_Requirements:_ Repeat the data verbatim.

_Exercise material:_
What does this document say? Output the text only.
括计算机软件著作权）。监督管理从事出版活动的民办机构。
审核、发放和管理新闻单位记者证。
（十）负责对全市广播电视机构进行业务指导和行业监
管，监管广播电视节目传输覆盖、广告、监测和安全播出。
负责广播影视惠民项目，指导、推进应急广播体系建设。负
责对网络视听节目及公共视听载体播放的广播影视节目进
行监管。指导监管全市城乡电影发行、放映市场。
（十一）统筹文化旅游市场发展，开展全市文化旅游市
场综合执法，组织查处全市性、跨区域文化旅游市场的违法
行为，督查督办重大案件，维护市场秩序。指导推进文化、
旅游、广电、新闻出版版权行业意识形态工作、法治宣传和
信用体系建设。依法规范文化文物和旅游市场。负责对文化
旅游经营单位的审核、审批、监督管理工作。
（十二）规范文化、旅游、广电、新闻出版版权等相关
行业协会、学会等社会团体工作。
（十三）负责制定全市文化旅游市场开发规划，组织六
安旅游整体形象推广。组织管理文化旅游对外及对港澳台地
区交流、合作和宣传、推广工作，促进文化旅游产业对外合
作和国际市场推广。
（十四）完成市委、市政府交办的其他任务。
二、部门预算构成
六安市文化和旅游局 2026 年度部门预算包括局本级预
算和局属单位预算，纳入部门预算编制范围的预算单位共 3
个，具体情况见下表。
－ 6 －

_Result for this task:_
What does this document say? Output the text only.
括计算机软件著作权）。监督管理从事出版活动的民办机构。
审核、发放和管理新闻单位记者证。
（十）负责对全市广播电视机构进行业务指导和行业监
管，监管广播电视节目传输覆盖、广告、监测和安全播出。
负责广播影视惠民项目，指导、推进应急广播体系建设。负
责对网络视听节目及公共视听载体播放的广播影视节目进
行监管。指导监管全市城乡电影发行、放映市场。
（十一）统筹文化旅游市场发展，开展全市文化旅游市
场综合执法，组织查处全市性、跨区域文化旅游市场的违法
行为，督查督办重大案件，维护市场秩序。指导推进文化、
旅游、广电、新闻出版版权行业意识形态工作、法治宣传和
信用体系建设。依法规范文化文物和旅游市场。负责对文化
旅游经营单位的审核、审批、监督管理工作。
（十二）规范文化、旅游、广电、新闻出版版权等相关
行业协会、学会等社会团体工作。
（十三）负责制定全市文化旅游市场开发规划，组织六
安旅游整体形象推广。组织管理文化旅游对外及对港澳台地
区交流、合作和宣传、推广工作，促进文化旅游产业对外合
作和国际市场推广。
（十四）完成市委、市政府交办的其他任务。
二、部门预算构成
六安市文化和旅游局 2026 年度部门预算包括局本级预
算和局属单位预算，纳入部门预算编制范围的预算单位共 3
个，具体情况见下表。
－ 6 －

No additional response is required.